## WHAT YOU WILL DO:
Without including any images, reproduce each entry exactly.

— start of THE INPUT —

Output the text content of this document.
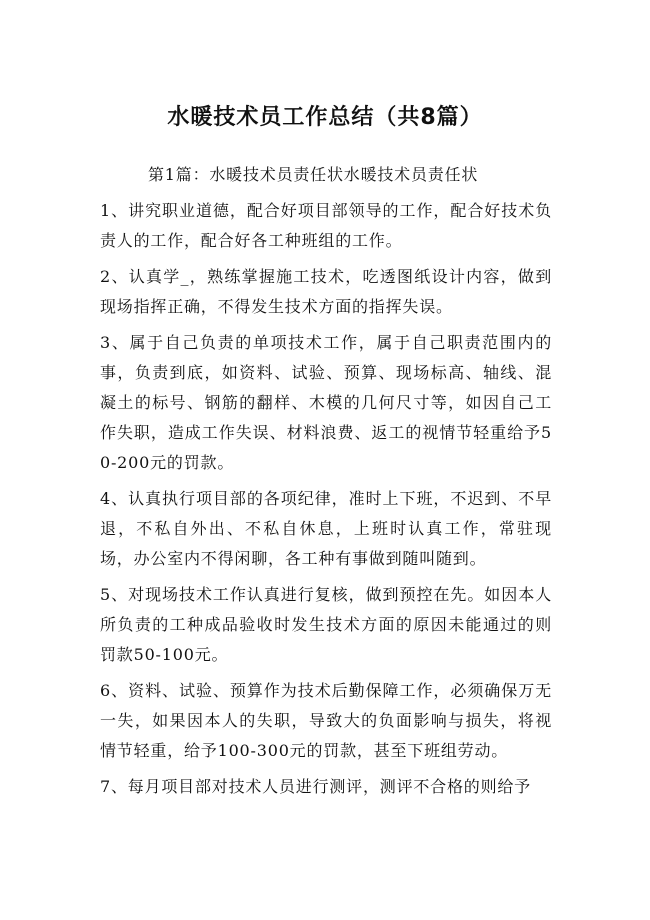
水暖技术员工作总结（共8篇）

第1篇：水暖技术员责任状水暖技术员责任状

1、讲究职业道德，配合好项目部领导的工作，配合好技术负责人的工作，配合好各工种班组的工作。

2、认真学_，熟练掌握施工技术，吃透图纸设计内容，做到现场指挥正确，不得发生技术方面的指挥失误。

3、属于自己负责的单项技术工作，属于自己职责范围内的事，负责到底，如资料、试验、预算、现场标高、轴线、混凝土的标号、钢筋的翻样、木模的几何尺寸等，如因自己工作失职，造成工作失误、材料浪费、返工的视情节轻重给予50-200元的罚款。

4、认真执行项目部的各项纪律，准时上下班，不迟到、不早退，不私自外出、不私自休息，上班时认真工作，常驻现场，办公室内不得闲聊，各工种有事做到随叫随到。

5、对现场技术工作认真进行复核，做到预控在先。如因本人所负责的工种成品验收时发生技术方面的原因未能通过的则罚款50-100元。

6、资料、试验、预算作为技术后勤保障工作，必须确保万无一失，如果因本人的失职，导致大的负面影响与损失，将视情节轻重，给予100-300元的罚款，甚至下班组劳动。

7、每月项目部对技术人员进行测评，测评不合格的则给予
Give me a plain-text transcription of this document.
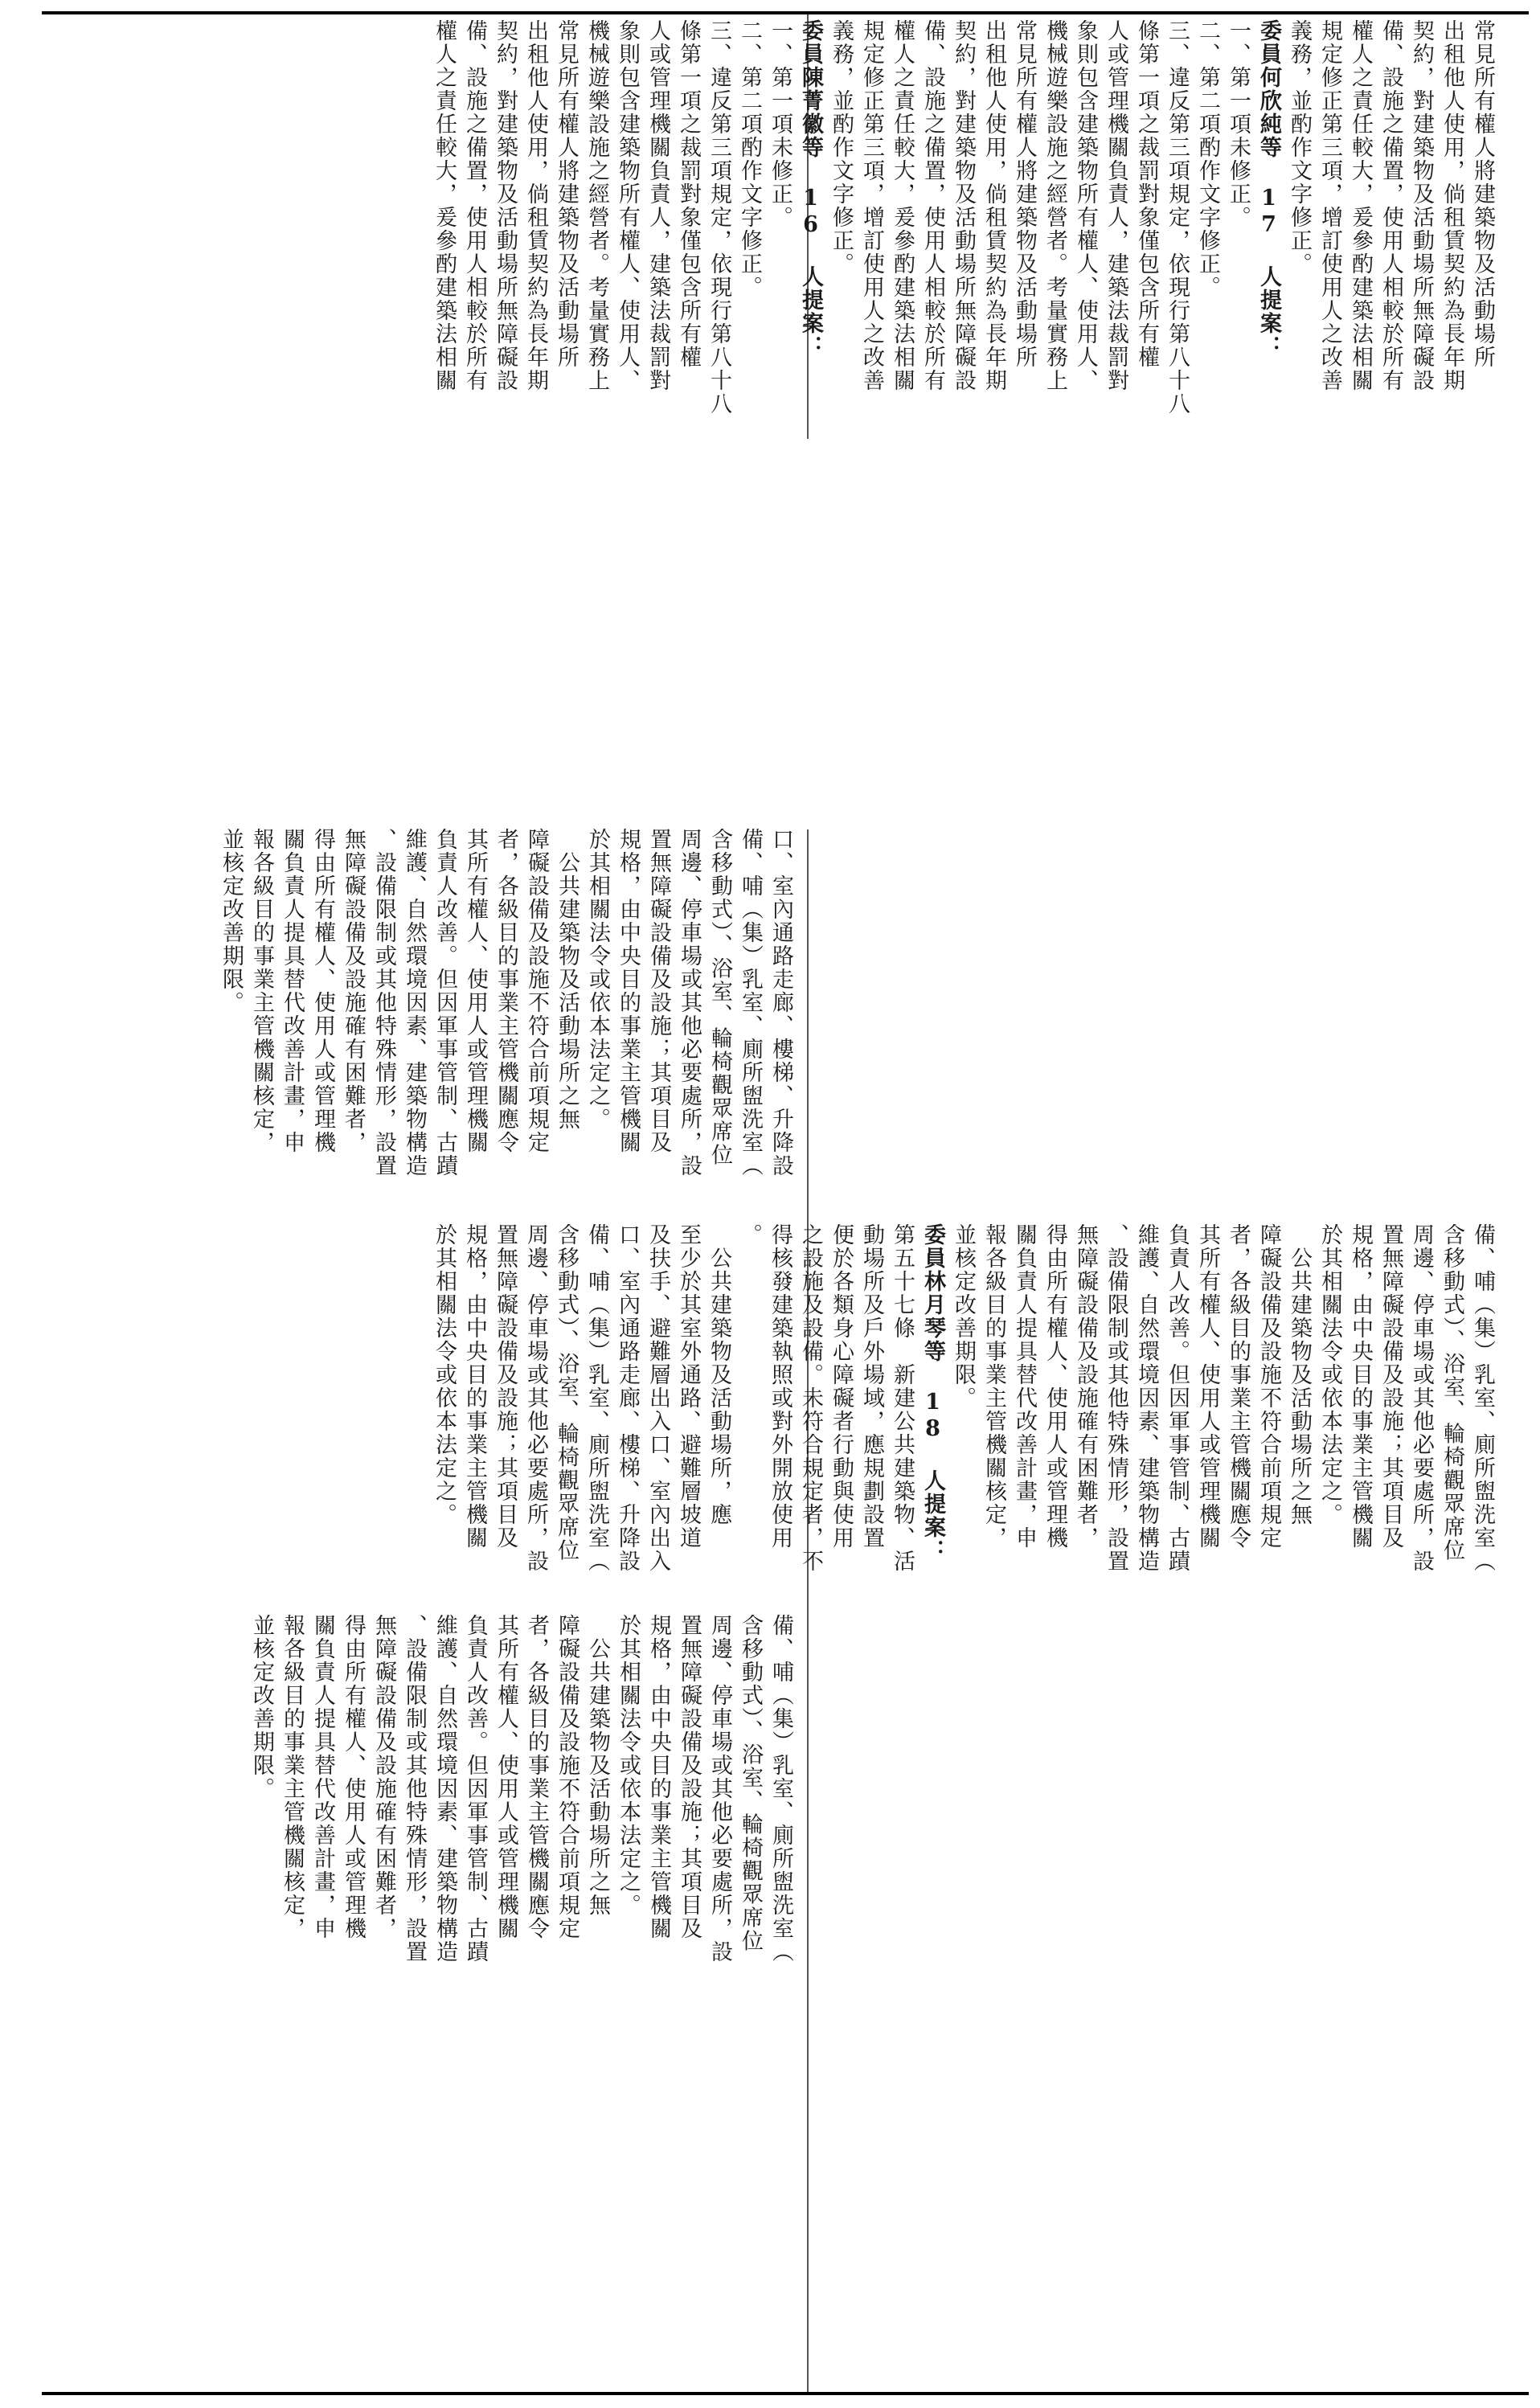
常見所有權人將建築物及活動場所

出租他人使用，倘租賃契約為長年期

契約，對建築物及活動場所無障礙設

備、設施之備置，使用人相較於所有

權人之責任較大，爰參酌建築法相關

規定修正第三項，增訂使用人之改善

義務，並酌作文字修正。

委員何欣純等 17 人提案：

一、第一項未修正。

二、第二項酌作文字修正。

三、違反第三項規定，依現行第八十八

條第一項之裁罰對象僅包含所有權

人或管理機關負責人，建築法裁罰對

象則包含建築物所有權人、使用人、

機械遊樂設施之經營者。考量實務上

常見所有權人將建築物及活動場所

出租他人使用，倘租賃契約為長年期

契約，對建築物及活動場所無障礙設

備、設施之備置，使用人相較於所有

權人之責任較大，爰參酌建築法相關

規定修正第三項，增訂使用人之改善

義務，並酌作文字修正。

委員陳菁徽等 16 人提案：

一、第一項未修正。

二、第二項酌作文字修正。

三、違反第三項規定，依現行第八十八

條第一項之裁罰對象僅包含所有權

人或管理機關負責人，建築法裁罰對

象則包含建築物所有權人、使用人、

機械遊樂設施之經營者。考量實務上

常見所有權人將建築物及活動場所

出租他人使用，倘租賃契約為長年期

契約，對建築物及活動場所無障礙設

備、設施之備置，使用人相較於所有

權人之責任較大，爰參酌建築法相關

口、室內通路走廊、樓梯、升降設

備、哺（集）乳室、廁所盥洗室（

含移動式）、浴室、輪椅觀眾席位

周邊、停車場或其他必要處所，設

置無障礙設備及設施；其項目及

規格，由中央目的事業主管機關

於其相關法令或依本法定之。

　公共建築物及活動場所之無

障礙設備及設施不符合前項規定

者，各級目的事業主管機關應令

其所有權人、使用人或管理機關

負責人改善。但因軍事管制、古蹟

維護、自然環境因素、建築物構造

、設備限制或其他特殊情形，設置

無障礙設備及設施確有困難者，

得由所有權人、使用人或管理機

關負責人提具替代改善計畫，申

報各級目的事業主管機關核定，

並核定改善期限。

備、哺（集）乳室、廁所盥洗室（

含移動式）、浴室、輪椅觀眾席位

周邊、停車場或其他必要處所，設

置無障礙設備及設施；其項目及

規格，由中央目的事業主管機關

於其相關法令或依本法定之。

　公共建築物及活動場所之無

障礙設備及設施不符合前項規定

者，各級目的事業主管機關應令

其所有權人、使用人或管理機關

負責人改善。但因軍事管制、古蹟

維護、自然環境因素、建築物構造

、設備限制或其他特殊情形，設置

無障礙設備及設施確有困難者，

得由所有權人、使用人或管理機

關負責人提具替代改善計畫，申

報各級目的事業主管機關核定，

並核定改善期限。

委員林月琴等 18 人提案：

第五十七條　新建公共建築物、活

動場所及戶外場域，應規劃設置

便於各類身心障礙者行動與使用

之設施及設備。未符合規定者，不

得核發建築執照或對外開放使用

。

　公共建築物及活動場所，應

至少於其室外通路、避難層坡道

及扶手、避難層出入口、室內出入

口、室內通路走廊、樓梯、升降設

備、哺（集）乳室、廁所盥洗室（

含移動式）、浴室、輪椅觀眾席位

周邊、停車場或其他必要處所，設

置無障礙設備及設施；其項目及

規格，由中央目的事業主管機關

於其相關法令或依本法定之。

備、哺（集）乳室、廁所盥洗室（

含移動式）、浴室、輪椅觀眾席位

周邊、停車場或其他必要處所，設

置無障礙設備及設施；其項目及

規格，由中央目的事業主管機關

於其相關法令或依本法定之。

　公共建築物及活動場所之無

障礙設備及設施不符合前項規定

者，各級目的事業主管機關應令

其所有權人、使用人或管理機關

負責人改善。但因軍事管制、古蹟

維護、自然環境因素、建築物構造

、設備限制或其他特殊情形，設置

無障礙設備及設施確有困難者，

得由所有權人、使用人或管理機

關負責人提具替代改善計畫，申

報各級目的事業主管機關核定，

並核定改善期限。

— end of THE INPUT —

## FINISHED ANSWER:
Output the text content of this document.
水暖技术员工作总结（共8篇）

第1篇：水暖技术员责任状水暖技术员责任状

1、讲究职业道德，配合好项目部领导的工作，配合好技术负责人的工作，配合好各工种班组的工作。

2、认真学_，熟练掌握施工技术，吃透图纸设计内容，做到现场指挥正确，不得发生技术方面的指挥失误。

3、属于自己负责的单项技术工作，属于自己职责范围内的事，负责到底，如资料、试验、预算、现场标高、轴线、混凝土的标号、钢筋的翻样、木模的几何尺寸等，如因自己工作失职，造成工作失误、材料浪费、返工的视情节轻重给予50-200元的罚款。

4、认真执行项目部的各项纪律，准时上下班，不迟到、不早退，不私自外出、不私自休息，上班时认真工作，常驻现场，办公室内不得闲聊，各工种有事做到随叫随到。

5、对现场技术工作认真进行复核，做到预控在先。如因本人所负责的工种成品验收时发生技术方面的原因未能通过的则罚款50-100元。

6、资料、试验、预算作为技术后勤保障工作，必须确保万无一失，如果因本人的失职，导致大的负面影响与损失，将视情节轻重，给予100-300元的罚款，甚至下班组劳动。

7、每月项目部对技术人员进行测评，测评不合格的则给予
Give me a plain-text transcription of this document.
常見所有權人將建築物及活動場所

出租他人使用，倘租賃契約為長年期

契約，對建築物及活動場所無障礙設

備、設施之備置，使用人相較於所有

權人之責任較大，爰參酌建築法相關

規定修正第三項，增訂使用人之改善

義務，並酌作文字修正。

委員何欣純等 17 人提案：

一、第一項未修正。

二、第二項酌作文字修正。

三、違反第三項規定，依現行第八十八

條第一項之裁罰對象僅包含所有權

人或管理機關負責人，建築法裁罰對

象則包含建築物所有權人、使用人、

機械遊樂設施之經營者。考量實務上

常見所有權人將建築物及活動場所

出租他人使用，倘租賃契約為長年期

契約，對建築物及活動場所無障礙設

備、設施之備置，使用人相較於所有

權人之責任較大，爰參酌建築法相關

規定修正第三項，增訂使用人之改善

義務，並酌作文字修正。

委員陳菁徽等 16 人提案：

一、第一項未修正。

二、第二項酌作文字修正。

三、違反第三項規定，依現行第八十八

條第一項之裁罰對象僅包含所有權

人或管理機關負責人，建築法裁罰對

象則包含建築物所有權人、使用人、

機械遊樂設施之經營者。考量實務上

常見所有權人將建築物及活動場所

出租他人使用，倘租賃契約為長年期

契約，對建築物及活動場所無障礙設

備、設施之備置，使用人相較於所有

權人之責任較大，爰參酌建築法相關

口、室內通路走廊、樓梯、升降設

備、哺（集）乳室、廁所盥洗室（

含移動式）、浴室、輪椅觀眾席位

周邊、停車場或其他必要處所，設

置無障礙設備及設施；其項目及

規格，由中央目的事業主管機關

於其相關法令或依本法定之。

　公共建築物及活動場所之無

障礙設備及設施不符合前項規定

者，各級目的事業主管機關應令

其所有權人、使用人或管理機關

負責人改善。但因軍事管制、古蹟

維護、自然環境因素、建築物構造

、設備限制或其他特殊情形，設置

無障礙設備及設施確有困難者，

得由所有權人、使用人或管理機

關負責人提具替代改善計畫，申

報各級目的事業主管機關核定，

並核定改善期限。

備、哺（集）乳室、廁所盥洗室（

含移動式）、浴室、輪椅觀眾席位

周邊、停車場或其他必要處所，設

置無障礙設備及設施；其項目及

規格，由中央目的事業主管機關

於其相關法令或依本法定之。

　公共建築物及活動場所之無

障礙設備及設施不符合前項規定

者，各級目的事業主管機關應令

其所有權人、使用人或管理機關

負責人改善。但因軍事管制、古蹟

維護、自然環境因素、建築物構造

、設備限制或其他特殊情形，設置

無障礙設備及設施確有困難者，

得由所有權人、使用人或管理機

關負責人提具替代改善計畫，申

報各級目的事業主管機關核定，

並核定改善期限。

委員林月琴等 18 人提案：

第五十七條　新建公共建築物、活

動場所及戶外場域，應規劃設置

便於各類身心障礙者行動與使用

之設施及設備。未符合規定者，不

得核發建築執照或對外開放使用

。

　公共建築物及活動場所，應

至少於其室外通路、避難層坡道

及扶手、避難層出入口、室內出入

口、室內通路走廊、樓梯、升降設

備、哺（集）乳室、廁所盥洗室（

含移動式）、浴室、輪椅觀眾席位

周邊、停車場或其他必要處所，設

置無障礙設備及設施；其項目及

規格，由中央目的事業主管機關

於其相關法令或依本法定之。

備、哺（集）乳室、廁所盥洗室（

含移動式）、浴室、輪椅觀眾席位

周邊、停車場或其他必要處所，設

置無障礙設備及設施；其項目及

規格，由中央目的事業主管機關

於其相關法令或依本法定之。

　公共建築物及活動場所之無

障礙設備及設施不符合前項規定

者，各級目的事業主管機關應令

其所有權人、使用人或管理機關

負責人改善。但因軍事管制、古蹟

維護、自然環境因素、建築物構造

、設備限制或其他特殊情形，設置

無障礙設備及設施確有困難者，

得由所有權人、使用人或管理機

關負責人提具替代改善計畫，申

報各級目的事業主管機關核定，

並核定改善期限。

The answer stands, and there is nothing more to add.